> Written task: Copy down every line where the string "devices" shows up.

──────────

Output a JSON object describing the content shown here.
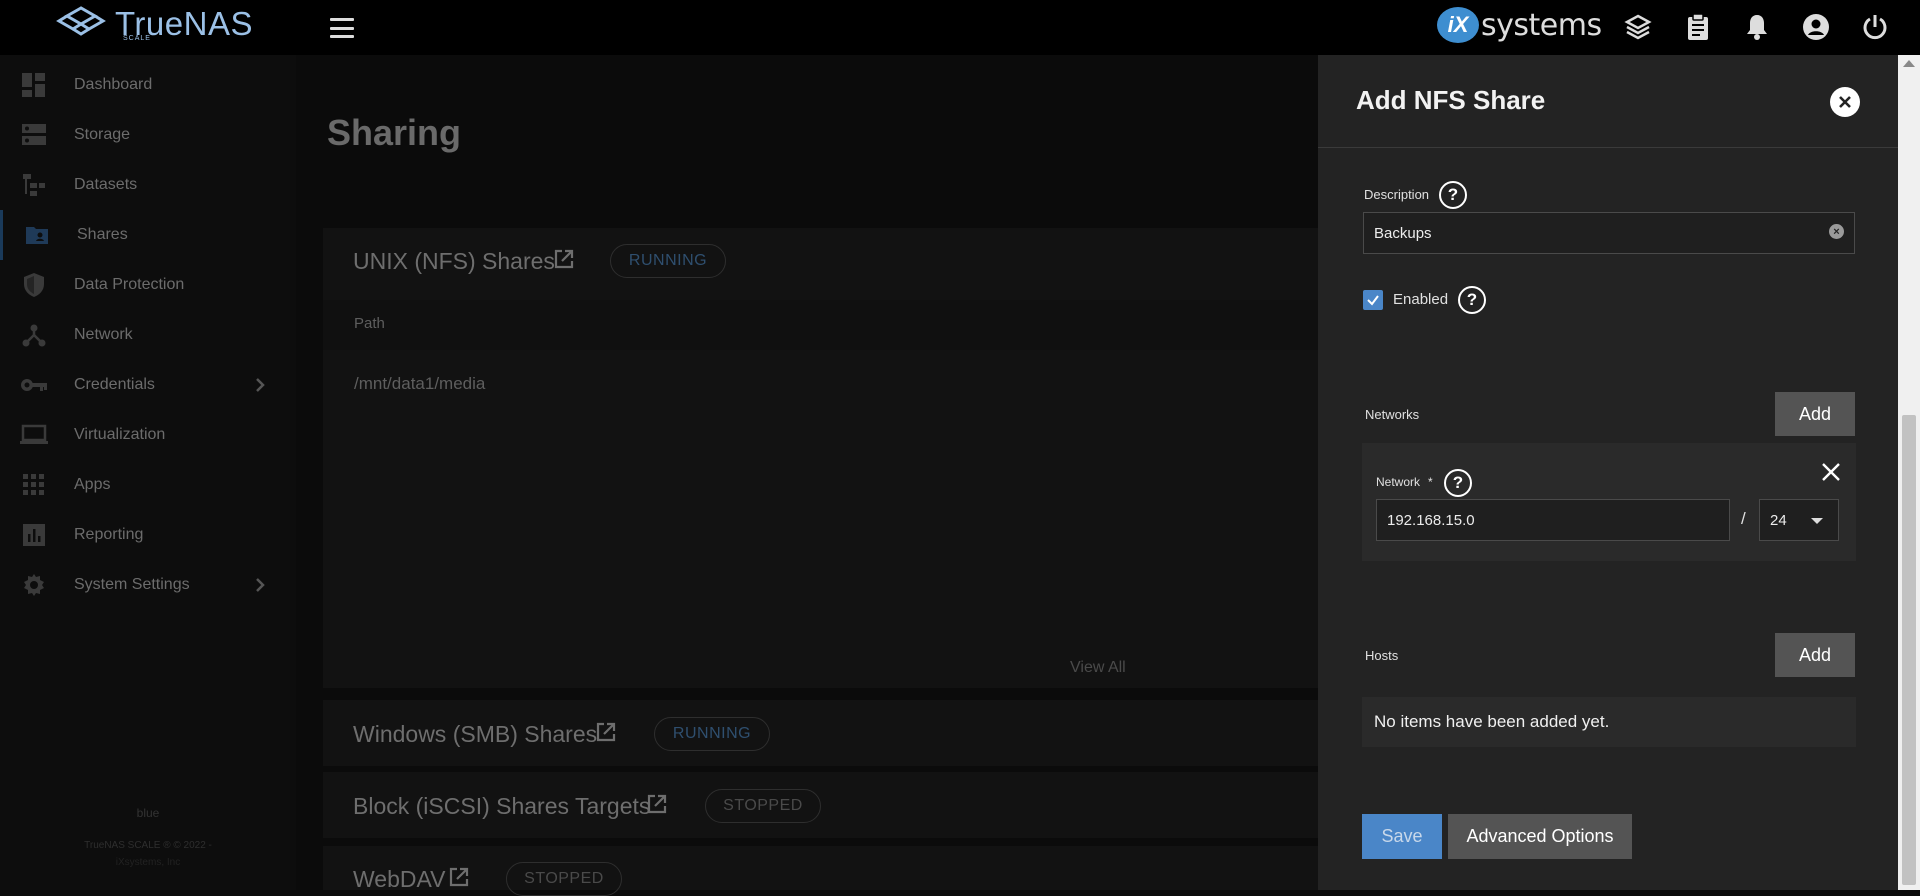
{
  "topbar": {
    "brand": "TrueNAS",
    "brand_sub": "SCALE",
    "ix_logo_badge": "iX",
    "ix_logo_text": "systems",
    "icons": [
      "truecommand-icon",
      "clipboard-icon",
      "bell-icon",
      "account-icon",
      "power-icon"
    ]
  },
  "sidebar": {
    "items": [
      {
        "label": "Dashboard",
        "icon": "dashboard-icon"
      },
      {
        "label": "Storage",
        "icon": "storage-icon"
      },
      {
        "label": "Datasets",
        "icon": "datasets-icon"
      },
      {
        "label": "Shares",
        "icon": "shares-icon"
      },
      {
        "label": "Data Protection",
        "icon": "shield-icon"
      },
      {
        "label": "Network",
        "icon": "network-icon"
      },
      {
        "label": "Credentials",
        "icon": "key-icon"
      },
      {
        "label": "Virtualization",
        "icon": "laptop-icon"
      },
      {
        "label": "Apps",
        "icon": "apps-grid-icon"
      },
      {
        "label": "Reporting",
        "icon": "chart-icon"
      },
      {
        "label": "System Settings",
        "icon": "gear-icon"
      }
    ],
    "footer_host": "blue",
    "footer_version": "TrueNAS SCALE ® © 2022 -",
    "footer_company": "iXsystems, Inc"
  },
  "main": {
    "title": "Sharing",
    "nfs": {
      "title": "UNIX (NFS) Shares",
      "status": "RUNNING",
      "col_path": "Path",
      "row_path": "/mnt/data1/media",
      "view_all": "View All"
    },
    "smb": {
      "title": "Windows (SMB) Shares",
      "status": "RUNNING"
    },
    "iscsi": {
      "title": "Block (iSCSI) Shares Targets",
      "status": "STOPPED"
    },
    "webdav": {
      "title": "WebDAV",
      "status": "STOPPED"
    }
  },
  "panel": {
    "title": "Add NFS Share",
    "description_label": "Description",
    "description_value": "Backups",
    "enabled_label": "Enabled",
    "enabled_checked": true,
    "networks_label": "Networks",
    "add_label": "Add",
    "network_label": "Network",
    "network_required": "*",
    "network_value": "192.168.15.0",
    "slash": "/",
    "mask_value": "24",
    "hosts_label": "Hosts",
    "hosts_empty": "No items have been added yet.",
    "save_label": "Save",
    "advanced_label": "Advanced Options",
    "help_glyph": "?",
    "clear_glyph": "×"
  },
  "colors": {
    "accent": "#4a86c8",
    "panel_bg": "#232323",
    "topbar_bg": "#000000"
  }
}
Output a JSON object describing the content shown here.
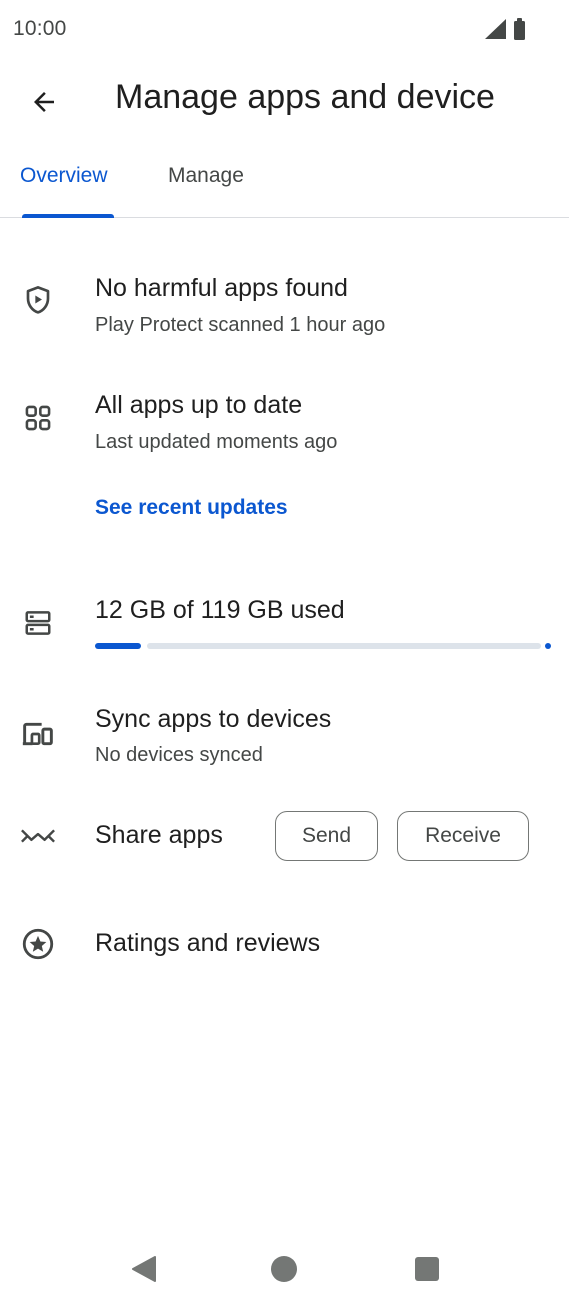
{
  "status_bar": {
    "time": "10:00",
    "icons": [
      "signal-icon",
      "battery-icon"
    ]
  },
  "header": {
    "back_icon": "arrow-back-icon",
    "title": "Manage apps and device"
  },
  "tabs": [
    {
      "label": "Overview",
      "selected": true
    },
    {
      "label": "Manage",
      "selected": false
    }
  ],
  "overview": {
    "play_protect": {
      "icon": "shield-play-icon",
      "title": "No harmful apps found",
      "subtitle": "Play Protect scanned 1 hour ago"
    },
    "updates": {
      "icon": "apps-grid-icon",
      "title": "All apps up to date",
      "subtitle": "Last updated moments ago",
      "link": "See recent updates"
    },
    "storage": {
      "icon": "storage-icon",
      "title": "12 GB of 119 GB used",
      "used_gb": 12,
      "total_gb": 119
    },
    "sync": {
      "icon": "devices-icon",
      "title": "Sync apps to devices",
      "subtitle": "No devices synced"
    },
    "share": {
      "icon": "share-apps-icon",
      "title": "Share apps",
      "send_label": "Send",
      "receive_label": "Receive"
    },
    "ratings": {
      "icon": "star-circle-icon",
      "title": "Ratings and reviews"
    }
  },
  "nav_bar": {
    "buttons": [
      "back-triangle-icon",
      "home-circle-icon",
      "recents-square-icon"
    ]
  },
  "colors": {
    "accent": "#0b57d0",
    "text_primary": "#1f1f1f",
    "text_secondary": "#444746",
    "divider": "#dadce0",
    "track": "#dde3ea"
  }
}
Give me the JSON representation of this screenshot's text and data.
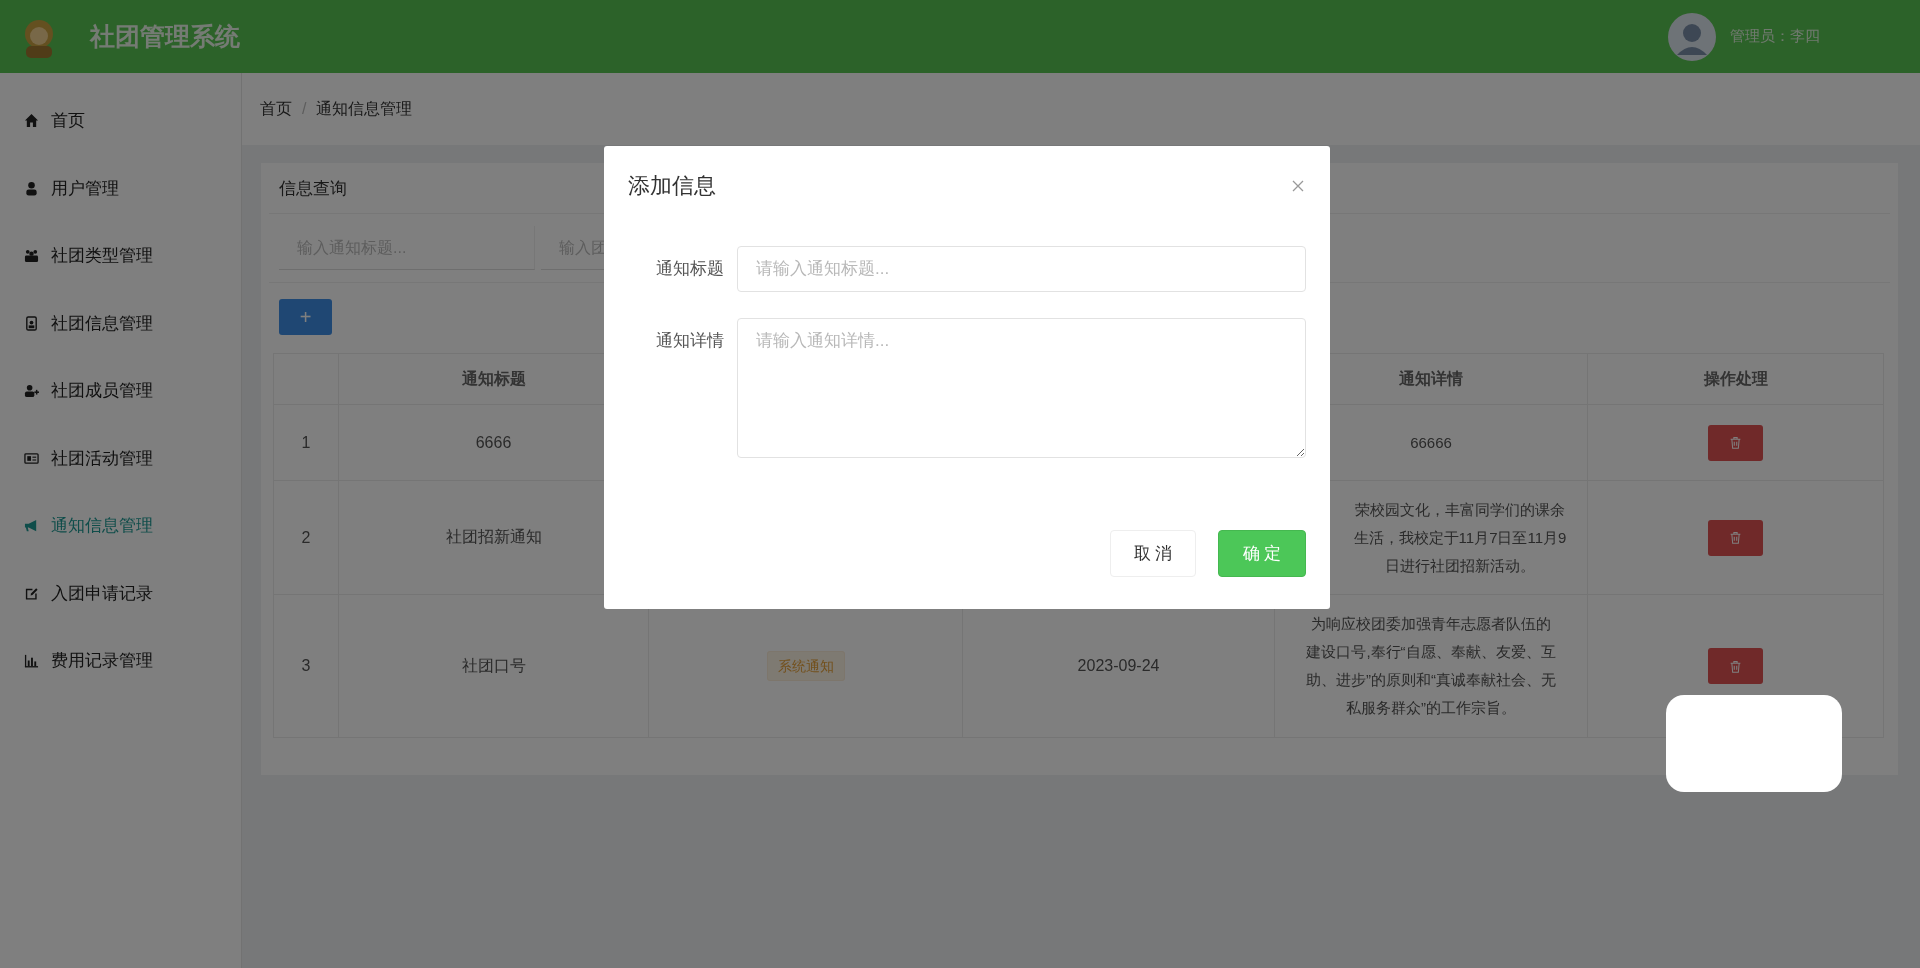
{
  "header": {
    "title": "社团管理系统",
    "user": "管理员：李四"
  },
  "sidebar": {
    "items": [
      {
        "label": "首页",
        "selected": false
      },
      {
        "label": "用户管理",
        "selected": false
      },
      {
        "label": "社团类型管理",
        "selected": false
      },
      {
        "label": "社团信息管理",
        "selected": false
      },
      {
        "label": "社团成员管理",
        "selected": false
      },
      {
        "label": "社团活动管理",
        "selected": false
      },
      {
        "label": "通知信息管理",
        "selected": true
      },
      {
        "label": "入团申请记录",
        "selected": false
      },
      {
        "label": "费用记录管理",
        "selected": false
      }
    ]
  },
  "breadcrumb": {
    "items": [
      "首页",
      "通知信息管理"
    ],
    "separator": "/"
  },
  "query_panel": {
    "title": "信息查询",
    "filters": [
      {
        "placeholder": "输入通知标题..."
      },
      {
        "placeholder": "输入团"
      }
    ],
    "add_button": "+"
  },
  "table": {
    "headers": {
      "title": "通知标题",
      "detail": "通知详情",
      "actions": "操作处理"
    },
    "rows": [
      {
        "index": "1",
        "title": "6666",
        "detail": [
          "66666"
        ]
      },
      {
        "index": "2",
        "title": "社团招新通知",
        "detail": [
          "荣校园文化，丰富同学们的课余",
          "生活，我校定于11月7日至11月9",
          "日进行社团招新活动。"
        ]
      },
      {
        "index": "3",
        "title": "社团口号",
        "type": "系统通知",
        "date": "2023-09-24",
        "detail": [
          "为响应校团委加强青年志愿者队伍的",
          "建设口号,奉行“自愿、奉献、友爱、互",
          "助、进步”的原则和“真诚奉献社会、无",
          "私服务群众”的工作宗旨。"
        ]
      }
    ]
  },
  "modal": {
    "title": "添加信息",
    "fields": [
      {
        "label": "通知标题",
        "placeholder": "请输入通知标题...",
        "kind": "input"
      },
      {
        "label": "通知详情",
        "placeholder": "请输入通知详情...",
        "kind": "textarea"
      }
    ],
    "buttons": [
      {
        "label": "取 消",
        "kind": "default"
      },
      {
        "label": "确 定",
        "kind": "primary"
      }
    ]
  }
}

──────────

> Final result:
      "icon": "devices-icon",
      "title": "Sync apps to devices",
      "subtitle": "No devices synced"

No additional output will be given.